* Entries *
#####

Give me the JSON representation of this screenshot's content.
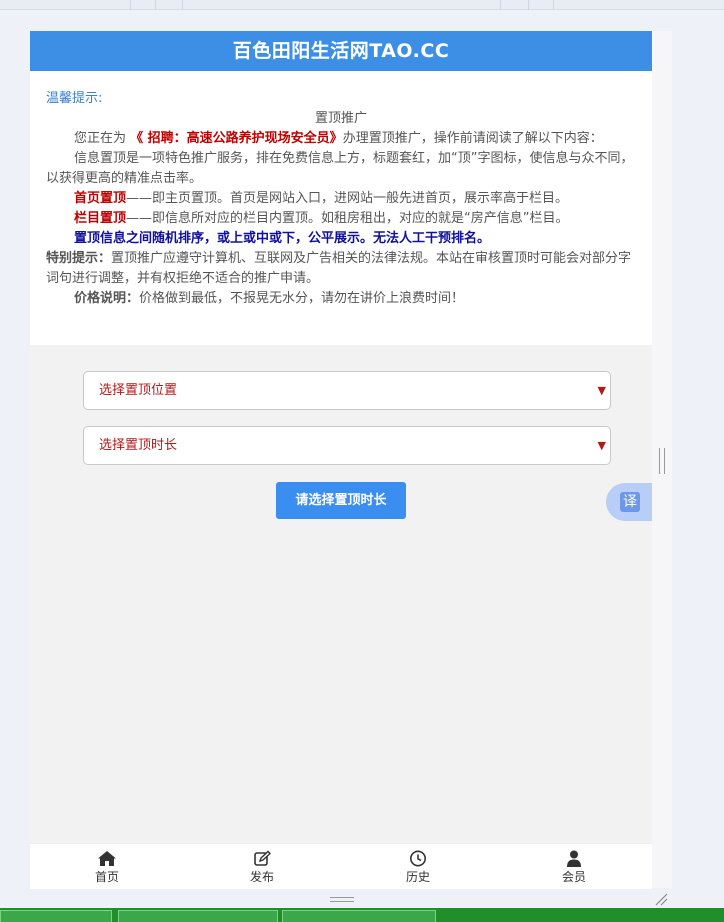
{
  "header": {
    "title": "百色田阳生活网TAO.CC"
  },
  "notice": {
    "tip_label": "温馨提示:",
    "heading": "置顶推广",
    "intro_before": "您正在为",
    "intro_title": "《 招聘：高速公路养护现场安全员》",
    "intro_after": "办理置顶推广，操作前请阅读了解以下内容：",
    "para_service": "信息置顶是一项特色推广服务，排在免费信息上方，标题套红，加“顶”字图标，使信息与众不同，以获得更高的精准点击率。",
    "home_top_label": "首页置顶",
    "home_top_text": "——即主页置顶。首页是网站入口，进网站一般先进首页，展示率高于栏目。",
    "column_top_label": "栏目置顶",
    "column_top_text": "——即信息所对应的栏目内置顶。如租房租出，对应的就是“房产信息”栏目。",
    "random_rule": "置顶信息之间随机排序，或上或中或下，公平展示。无法人工干预排名。",
    "special_label": "特别提示：",
    "special_text": "置顶推广应遵守计算机、互联网及广告相关的法律法规。本站在审核置顶时可能会对部分字词句进行调整，并有权拒绝不适合的推广申请。",
    "price_label": "价格说明：",
    "price_text": "价格做到最低，不报晃无水分，请勿在讲价上浪费时间！"
  },
  "form": {
    "position_select": "选择置顶位置",
    "duration_select": "选择置顶时长",
    "submit_label": "请选择置顶时长"
  },
  "translate": {
    "label": "译"
  },
  "bottom_nav": [
    {
      "label": "首页",
      "icon": "home-icon"
    },
    {
      "label": "发布",
      "icon": "edit-icon"
    },
    {
      "label": "历史",
      "icon": "clock-icon"
    },
    {
      "label": "会员",
      "icon": "user-icon"
    }
  ],
  "colors": {
    "header": "#3d8fe6",
    "accent_red": "#c00000",
    "accent_blue": "#1010a0",
    "button": "#3a8ef0"
  }
}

#####

* Goal *
Keep the pictures out of your copy, and repeat every entry above exactly.

* Solution for this problem *
Give me the JSON representation of this screenshot's content.
{
  "header": {
    "title": "百色田阳生活网TAO.CC"
  },
  "notice": {
    "tip_label": "温馨提示:",
    "heading": "置顶推广",
    "intro_before": "您正在为",
    "intro_title": "《 招聘：高速公路养护现场安全员》",
    "intro_after": "办理置顶推广，操作前请阅读了解以下内容：",
    "para_service": "信息置顶是一项特色推广服务，排在免费信息上方，标题套红，加“顶”字图标，使信息与众不同，以获得更高的精准点击率。",
    "home_top_label": "首页置顶",
    "home_top_text": "——即主页置顶。首页是网站入口，进网站一般先进首页，展示率高于栏目。",
    "column_top_label": "栏目置顶",
    "column_top_text": "——即信息所对应的栏目内置顶。如租房租出，对应的就是“房产信息”栏目。",
    "random_rule": "置顶信息之间随机排序，或上或中或下，公平展示。无法人工干预排名。",
    "special_label": "特别提示：",
    "special_text": "置顶推广应遵守计算机、互联网及广告相关的法律法规。本站在审核置顶时可能会对部分字词句进行调整，并有权拒绝不适合的推广申请。",
    "price_label": "价格说明：",
    "price_text": "价格做到最低，不报晃无水分，请勿在讲价上浪费时间！"
  },
  "form": {
    "position_select": "选择置顶位置",
    "duration_select": "选择置顶时长",
    "submit_label": "请选择置顶时长"
  },
  "translate": {
    "label": "译"
  },
  "bottom_nav": [
    {
      "label": "首页",
      "icon": "home-icon"
    },
    {
      "label": "发布",
      "icon": "edit-icon"
    },
    {
      "label": "历史",
      "icon": "clock-icon"
    },
    {
      "label": "会员",
      "icon": "user-icon"
    }
  ],
  "colors": {
    "header": "#3d8fe6",
    "accent_red": "#c00000",
    "accent_blue": "#1010a0",
    "button": "#3a8ef0"
  }
}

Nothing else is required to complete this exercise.